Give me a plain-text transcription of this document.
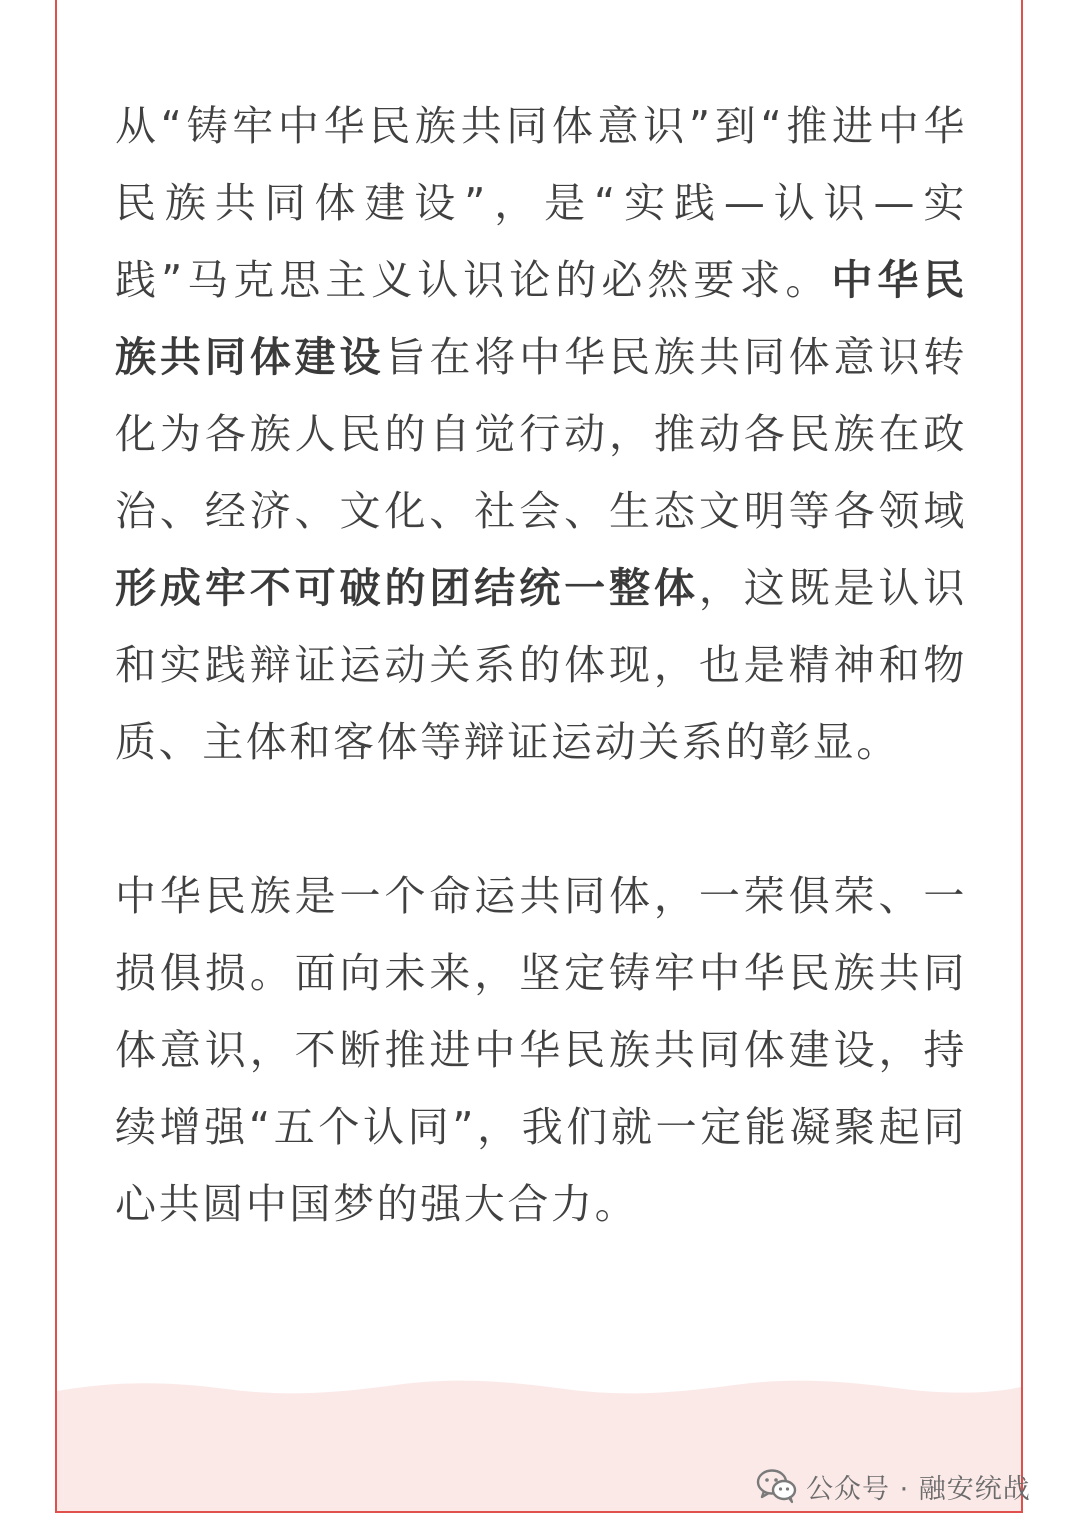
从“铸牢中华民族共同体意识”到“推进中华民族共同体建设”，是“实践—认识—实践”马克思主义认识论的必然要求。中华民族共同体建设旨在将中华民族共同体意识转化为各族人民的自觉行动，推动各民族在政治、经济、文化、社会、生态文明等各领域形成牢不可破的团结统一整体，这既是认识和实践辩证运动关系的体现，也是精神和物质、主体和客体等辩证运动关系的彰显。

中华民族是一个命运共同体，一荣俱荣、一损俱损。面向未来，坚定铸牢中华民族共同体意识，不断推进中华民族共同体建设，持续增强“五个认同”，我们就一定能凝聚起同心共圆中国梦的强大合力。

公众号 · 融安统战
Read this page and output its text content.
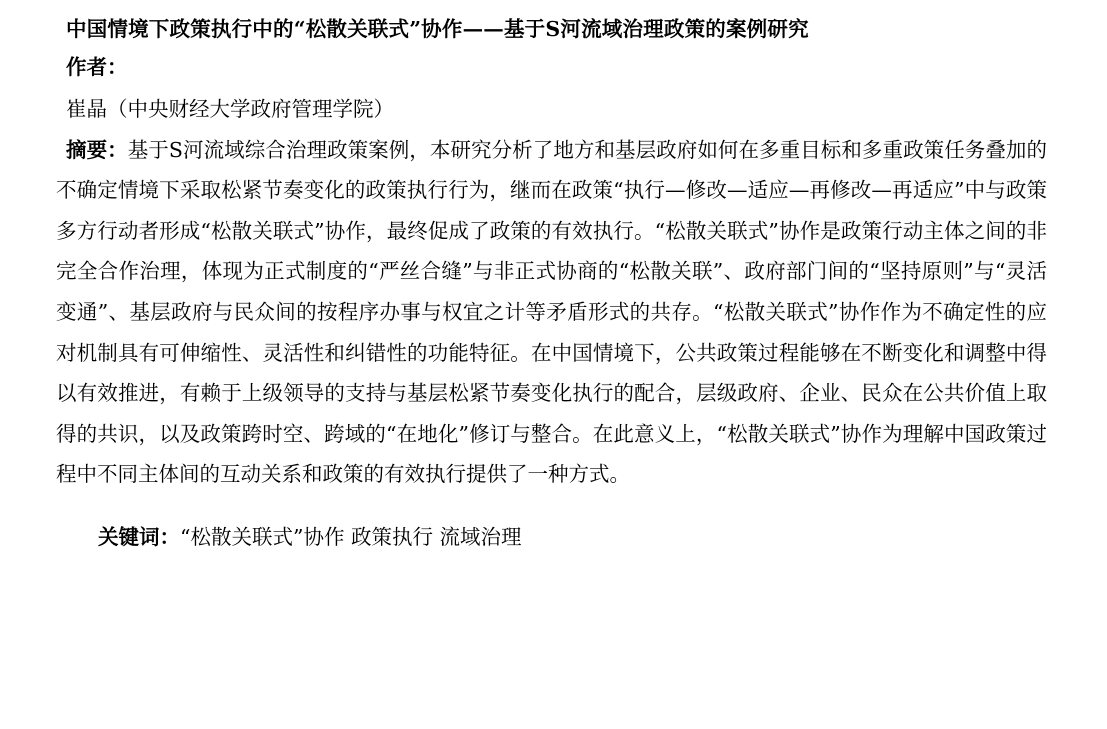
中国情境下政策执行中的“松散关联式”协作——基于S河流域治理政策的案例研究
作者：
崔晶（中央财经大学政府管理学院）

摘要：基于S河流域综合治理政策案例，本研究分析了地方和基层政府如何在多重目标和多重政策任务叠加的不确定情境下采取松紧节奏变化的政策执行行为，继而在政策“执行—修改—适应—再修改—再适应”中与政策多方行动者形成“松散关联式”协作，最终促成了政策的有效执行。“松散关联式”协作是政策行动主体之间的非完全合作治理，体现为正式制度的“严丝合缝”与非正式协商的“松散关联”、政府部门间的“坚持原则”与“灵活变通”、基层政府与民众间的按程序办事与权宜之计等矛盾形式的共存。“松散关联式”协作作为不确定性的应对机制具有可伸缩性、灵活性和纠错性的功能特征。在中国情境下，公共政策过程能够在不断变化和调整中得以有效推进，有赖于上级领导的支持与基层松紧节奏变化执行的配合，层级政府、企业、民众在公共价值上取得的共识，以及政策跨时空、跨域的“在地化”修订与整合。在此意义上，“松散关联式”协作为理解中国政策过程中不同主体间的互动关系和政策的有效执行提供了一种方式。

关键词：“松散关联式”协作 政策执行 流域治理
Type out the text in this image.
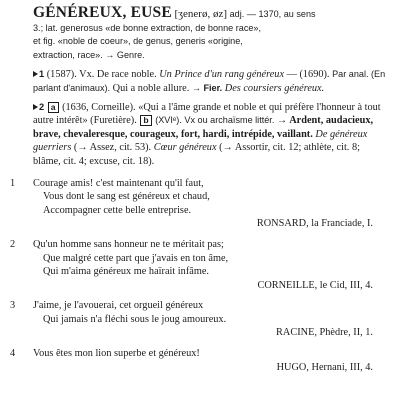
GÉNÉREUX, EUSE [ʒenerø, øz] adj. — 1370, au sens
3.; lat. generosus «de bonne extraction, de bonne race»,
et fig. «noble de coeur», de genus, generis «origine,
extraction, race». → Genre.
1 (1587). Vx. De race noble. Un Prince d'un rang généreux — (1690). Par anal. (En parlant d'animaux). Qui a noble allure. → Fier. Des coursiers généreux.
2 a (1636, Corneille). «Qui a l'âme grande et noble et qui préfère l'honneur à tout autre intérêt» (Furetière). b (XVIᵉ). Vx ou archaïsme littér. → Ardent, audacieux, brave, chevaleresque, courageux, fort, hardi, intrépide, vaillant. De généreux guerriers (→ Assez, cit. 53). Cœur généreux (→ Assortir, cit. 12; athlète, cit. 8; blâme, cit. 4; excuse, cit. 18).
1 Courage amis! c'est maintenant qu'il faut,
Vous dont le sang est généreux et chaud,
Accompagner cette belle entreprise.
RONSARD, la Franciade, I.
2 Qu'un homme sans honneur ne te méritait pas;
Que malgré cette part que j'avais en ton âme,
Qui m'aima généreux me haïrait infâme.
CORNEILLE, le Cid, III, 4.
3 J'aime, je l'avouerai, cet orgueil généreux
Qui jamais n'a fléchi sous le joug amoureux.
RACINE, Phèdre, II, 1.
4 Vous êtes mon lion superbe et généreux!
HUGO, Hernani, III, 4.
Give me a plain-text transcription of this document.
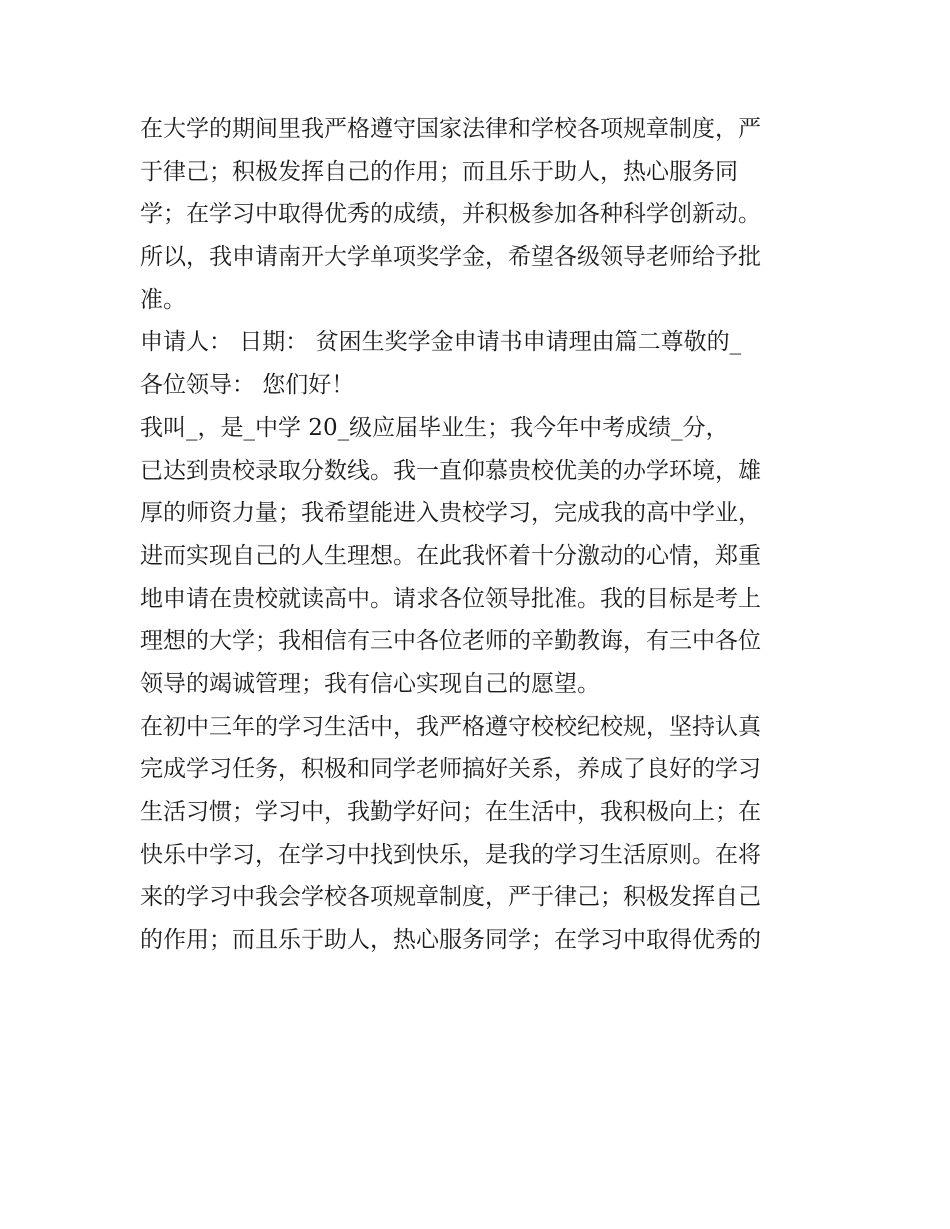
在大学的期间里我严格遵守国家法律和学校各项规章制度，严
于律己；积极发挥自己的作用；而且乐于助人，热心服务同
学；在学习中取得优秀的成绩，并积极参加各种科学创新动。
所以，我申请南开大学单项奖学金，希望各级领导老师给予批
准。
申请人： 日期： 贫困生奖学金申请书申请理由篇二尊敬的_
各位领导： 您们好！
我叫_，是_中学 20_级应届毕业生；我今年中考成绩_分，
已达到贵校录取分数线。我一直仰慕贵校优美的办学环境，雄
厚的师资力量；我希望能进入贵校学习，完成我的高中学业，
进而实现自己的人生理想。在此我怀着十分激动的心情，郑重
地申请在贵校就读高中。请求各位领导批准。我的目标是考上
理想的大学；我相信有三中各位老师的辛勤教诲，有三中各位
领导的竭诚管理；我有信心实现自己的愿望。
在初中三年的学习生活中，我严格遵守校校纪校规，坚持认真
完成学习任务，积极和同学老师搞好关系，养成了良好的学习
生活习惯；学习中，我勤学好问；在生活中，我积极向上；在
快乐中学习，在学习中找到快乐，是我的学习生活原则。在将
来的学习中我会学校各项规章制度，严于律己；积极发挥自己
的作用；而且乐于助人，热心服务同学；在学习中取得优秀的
==============================
(Problem details)
Pull every line holding "text" out of the records.

(Task output)
Give me a plain-text transcription of this document.
Read this page and output its text content.
Type out the text in this image.
Give me a plain-text transcription of this document.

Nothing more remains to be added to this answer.